— BEGIN EXTRACT —

It's possible that Followed Footsteps is not a natural fit for House Dimir, and belongs instead in a Blue/White or Blue/Green deck. It's also possible that I simply went about the whole centerpiece thing the wrong way by not focusing on either immobilizing my opponent's creatures via Clinging Darkness and Dehydration, or using big beefy Footsteps targets like Air Elemental. Or maybe five goals is too many for one deck evolution. Whatever the case, this fifth goal is the one in which I have serious doubts about my own success.
I hope, though, that those last two paragraphs don't detract from the very fun, respectable, budget, House Dimir deck I've built. The deck is terrific, and I will argue that four Followed Footsteps belong in the deck until I'm blue (and Black) in the face. To my mind, this experiment was definitely a success, both in its final product and as a learning experience.
It's also a deck that seriously needs a name. Speak up on the Message Boards with suggestions, and in my first article of the New Year I'll officially dub the deck. Remember that I like my deck names to be both catchy and to reflect the overall mechanics/strategy of the deck. Look back at past deck names to get an idea of what tends to make me smile.
Speculative Sideboard Time!

— END EXTRACT —
— BEGIN MATERIAL PROVIDED —

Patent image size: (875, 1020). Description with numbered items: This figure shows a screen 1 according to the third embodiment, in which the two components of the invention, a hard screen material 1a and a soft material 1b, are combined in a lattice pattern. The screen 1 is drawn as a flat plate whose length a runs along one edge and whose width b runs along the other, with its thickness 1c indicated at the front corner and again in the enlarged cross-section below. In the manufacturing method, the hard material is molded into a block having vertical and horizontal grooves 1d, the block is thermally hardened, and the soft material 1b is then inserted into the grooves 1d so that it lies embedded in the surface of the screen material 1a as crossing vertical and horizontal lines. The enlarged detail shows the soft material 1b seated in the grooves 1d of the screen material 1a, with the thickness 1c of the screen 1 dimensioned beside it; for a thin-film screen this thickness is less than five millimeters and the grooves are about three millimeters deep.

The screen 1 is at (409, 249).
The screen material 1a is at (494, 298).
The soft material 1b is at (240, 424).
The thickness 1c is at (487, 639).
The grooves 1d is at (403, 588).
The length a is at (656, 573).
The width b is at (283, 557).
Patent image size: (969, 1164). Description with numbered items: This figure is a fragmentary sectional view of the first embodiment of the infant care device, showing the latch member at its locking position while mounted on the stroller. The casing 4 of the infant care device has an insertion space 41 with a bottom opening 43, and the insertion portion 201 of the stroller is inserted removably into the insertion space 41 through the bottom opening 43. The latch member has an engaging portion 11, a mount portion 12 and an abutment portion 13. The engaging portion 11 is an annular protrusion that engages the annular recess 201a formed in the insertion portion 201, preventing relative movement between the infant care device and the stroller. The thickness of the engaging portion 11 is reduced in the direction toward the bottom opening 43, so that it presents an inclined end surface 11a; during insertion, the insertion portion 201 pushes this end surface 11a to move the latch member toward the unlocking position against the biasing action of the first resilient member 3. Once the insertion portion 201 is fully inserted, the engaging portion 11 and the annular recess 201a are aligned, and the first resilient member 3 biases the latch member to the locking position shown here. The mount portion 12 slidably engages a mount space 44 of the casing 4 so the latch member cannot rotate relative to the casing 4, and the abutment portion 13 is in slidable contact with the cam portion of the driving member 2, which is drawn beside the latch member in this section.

— END MATERIAL PROVIDED —

COMPLETE THE FOLLOWING:
1. Extract the passage of the House Dimir deck article from "It's possible that" up to and including "my own success.".
2. Put the lines of the rows, from the first line up to and including the line with "The width b is at (283, 557).", into a Markdown table with the columns Number and Line. Omit blank lines.

FULL SOLUTIONS:
1.
It's possible that Followed Footsteps is not a natural fit for House Dimir, and belongs instead in a Blue/White or Blue/Green deck. It's also possible that I simply went about the whole centerpiece thing the wrong way by not focusing on either immobilizing my opponent's creatures via Clinging Darkness and Dehydration, or using big beefy Footsteps targets like Air Elemental. Or maybe five goals is too many for one deck evolution. Whatever the case, this fifth goal is the one in which I have serious doubts about my own success.

2.
| Number | Line |
|---|---|
| 1 | Patent image size: (875, 1020). Description with numbered items: This figure shows a screen 1 according to the third embodiment, in which the two components of the invention, a hard screen material 1a and a soft material 1b, are combined in a lattice pattern. The screen 1 is drawn as a flat plate whose length a runs along one edge and whose width b runs along the other, with its thickness 1c indicated at the front corner and again in the enlarged cross-section below. In the manufacturing method, the hard material is molded into a block having vertical and horizontal grooves 1d, the block is thermally hardened, and the soft material 1b is then inserted into the grooves 1d so that it lies embedded in the surface of the screen material 1a as crossing vertical and horizontal lines. The enlarged detail shows the soft material 1b seated in the grooves 1d of the screen material 1a, with the thickness 1c of the screen 1 dimensioned beside it; for a thin-film screen this thickness is less than five millimeters and the grooves are about three millimeters deep. |
| 2 | The screen 1 is at (409, 249). |
| 3 | The screen material 1a is at (494, 298). |
| 4 | The soft material 1b is at (240, 424). |
| 5 | The thickness 1c is at (487, 639). |
| 6 | The grooves 1d is at (403, 588). |
| 7 | The length a is at (656, 573). |
| 8 | The width b is at (283, 557). |